What you will do: Gather every line in the records below that contains the word "description".

Extracted material:
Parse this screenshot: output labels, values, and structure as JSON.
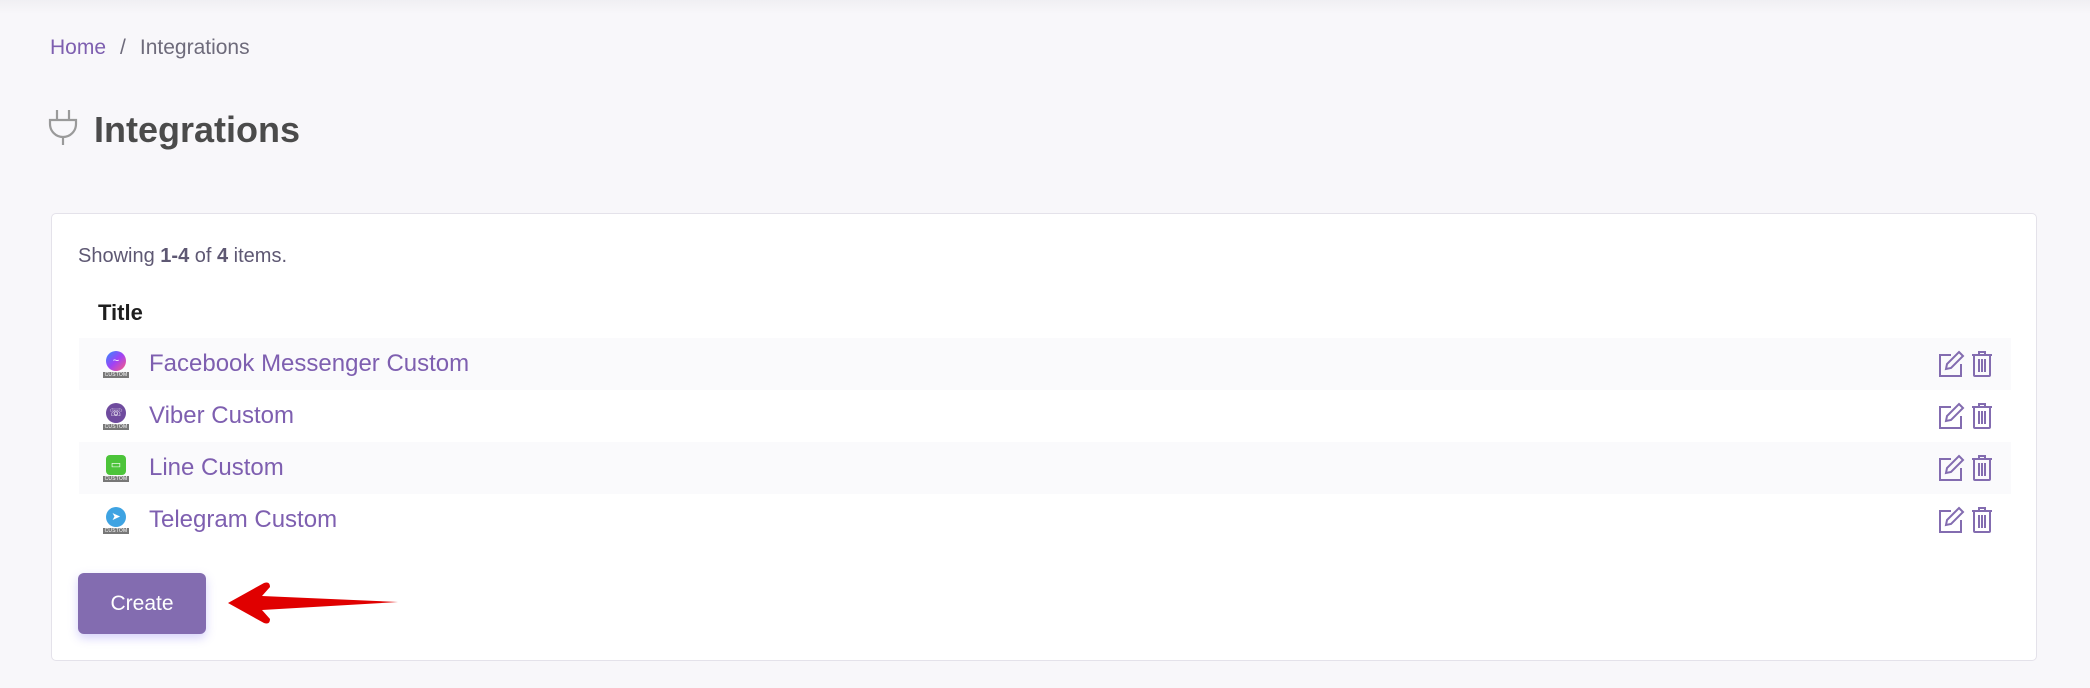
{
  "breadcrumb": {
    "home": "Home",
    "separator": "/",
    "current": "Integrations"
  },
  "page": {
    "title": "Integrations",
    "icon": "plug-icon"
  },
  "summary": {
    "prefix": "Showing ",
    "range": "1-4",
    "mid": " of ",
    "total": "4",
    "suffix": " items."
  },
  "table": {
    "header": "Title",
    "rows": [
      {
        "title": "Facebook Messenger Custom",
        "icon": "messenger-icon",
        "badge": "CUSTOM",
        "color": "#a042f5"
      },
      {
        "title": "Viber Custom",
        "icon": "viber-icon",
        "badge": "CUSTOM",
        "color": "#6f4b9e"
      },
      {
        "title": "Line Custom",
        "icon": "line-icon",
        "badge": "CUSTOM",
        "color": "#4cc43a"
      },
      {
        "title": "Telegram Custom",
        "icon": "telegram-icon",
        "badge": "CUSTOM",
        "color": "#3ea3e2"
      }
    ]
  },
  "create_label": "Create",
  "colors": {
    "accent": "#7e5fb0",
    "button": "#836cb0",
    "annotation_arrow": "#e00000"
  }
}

...

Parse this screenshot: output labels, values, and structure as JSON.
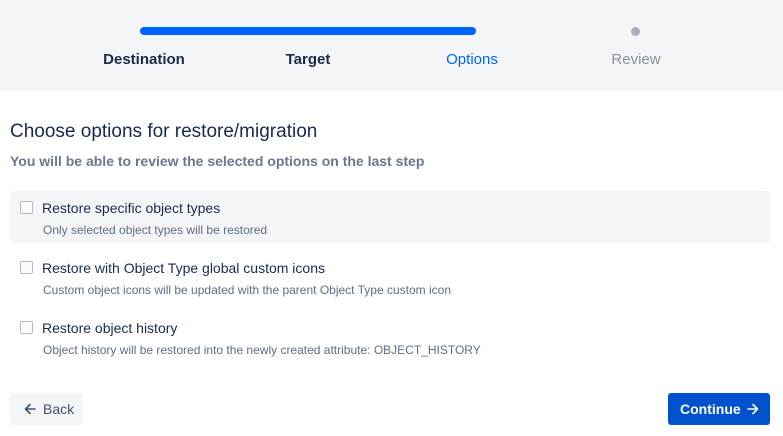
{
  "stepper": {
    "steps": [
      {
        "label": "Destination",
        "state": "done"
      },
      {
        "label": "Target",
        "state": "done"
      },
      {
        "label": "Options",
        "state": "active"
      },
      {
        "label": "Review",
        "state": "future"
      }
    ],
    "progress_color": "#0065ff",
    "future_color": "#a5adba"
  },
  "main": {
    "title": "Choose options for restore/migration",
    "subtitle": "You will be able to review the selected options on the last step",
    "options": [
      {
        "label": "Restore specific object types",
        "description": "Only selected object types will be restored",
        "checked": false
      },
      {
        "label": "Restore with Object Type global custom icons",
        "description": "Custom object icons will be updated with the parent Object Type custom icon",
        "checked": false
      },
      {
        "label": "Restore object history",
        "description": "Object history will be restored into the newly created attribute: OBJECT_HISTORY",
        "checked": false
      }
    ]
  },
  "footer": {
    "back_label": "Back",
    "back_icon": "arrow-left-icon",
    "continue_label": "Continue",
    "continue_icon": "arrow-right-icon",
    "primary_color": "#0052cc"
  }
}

* * *

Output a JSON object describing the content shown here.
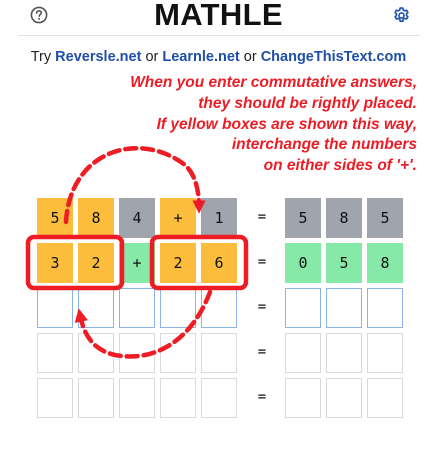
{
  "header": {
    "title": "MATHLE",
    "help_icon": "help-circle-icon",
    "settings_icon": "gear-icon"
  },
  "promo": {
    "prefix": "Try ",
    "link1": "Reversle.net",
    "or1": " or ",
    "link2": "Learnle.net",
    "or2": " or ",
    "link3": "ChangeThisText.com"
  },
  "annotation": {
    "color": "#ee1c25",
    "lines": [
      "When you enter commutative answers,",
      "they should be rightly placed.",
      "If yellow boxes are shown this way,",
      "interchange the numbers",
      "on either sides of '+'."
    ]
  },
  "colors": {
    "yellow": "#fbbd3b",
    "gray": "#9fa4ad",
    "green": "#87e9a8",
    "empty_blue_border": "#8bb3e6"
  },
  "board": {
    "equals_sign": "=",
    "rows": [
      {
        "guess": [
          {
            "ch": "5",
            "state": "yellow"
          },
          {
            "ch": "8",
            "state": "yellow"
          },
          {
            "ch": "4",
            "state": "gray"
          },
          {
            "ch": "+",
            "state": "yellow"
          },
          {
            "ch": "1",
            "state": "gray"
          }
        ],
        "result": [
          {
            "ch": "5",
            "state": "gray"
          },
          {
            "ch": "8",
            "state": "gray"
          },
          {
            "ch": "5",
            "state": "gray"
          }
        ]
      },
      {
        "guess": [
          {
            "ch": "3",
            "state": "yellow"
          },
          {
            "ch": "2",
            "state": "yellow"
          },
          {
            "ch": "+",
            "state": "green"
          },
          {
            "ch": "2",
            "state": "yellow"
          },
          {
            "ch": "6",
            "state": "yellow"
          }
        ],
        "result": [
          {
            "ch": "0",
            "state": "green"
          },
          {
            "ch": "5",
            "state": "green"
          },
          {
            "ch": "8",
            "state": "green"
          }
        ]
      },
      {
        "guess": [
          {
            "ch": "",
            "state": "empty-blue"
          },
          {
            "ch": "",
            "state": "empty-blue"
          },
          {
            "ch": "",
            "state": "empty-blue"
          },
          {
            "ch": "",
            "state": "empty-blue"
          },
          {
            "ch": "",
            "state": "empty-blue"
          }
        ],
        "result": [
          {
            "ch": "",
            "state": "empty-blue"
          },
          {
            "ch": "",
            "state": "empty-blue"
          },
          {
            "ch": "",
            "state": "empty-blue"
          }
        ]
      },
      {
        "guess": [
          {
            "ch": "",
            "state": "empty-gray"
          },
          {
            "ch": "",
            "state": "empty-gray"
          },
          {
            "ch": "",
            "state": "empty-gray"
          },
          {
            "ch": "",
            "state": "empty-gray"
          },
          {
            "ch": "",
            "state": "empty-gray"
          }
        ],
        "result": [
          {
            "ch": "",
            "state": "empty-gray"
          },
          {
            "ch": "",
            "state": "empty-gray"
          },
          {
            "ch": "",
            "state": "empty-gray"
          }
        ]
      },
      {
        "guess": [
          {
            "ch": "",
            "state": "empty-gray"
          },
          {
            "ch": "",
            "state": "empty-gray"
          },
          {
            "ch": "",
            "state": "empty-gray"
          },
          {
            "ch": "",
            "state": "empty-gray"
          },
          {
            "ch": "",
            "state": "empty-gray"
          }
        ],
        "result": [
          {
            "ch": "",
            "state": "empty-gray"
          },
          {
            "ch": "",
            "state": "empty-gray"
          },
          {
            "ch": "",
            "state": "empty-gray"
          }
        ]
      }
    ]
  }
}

Exercise solution:
        "description": "Only selected object types will be restored",
        "description": "Custom object icons will be updated with the parent Object Type custom icon",
        "description": "Object history will be restored into the newly created attribute: OBJECT_HISTORY",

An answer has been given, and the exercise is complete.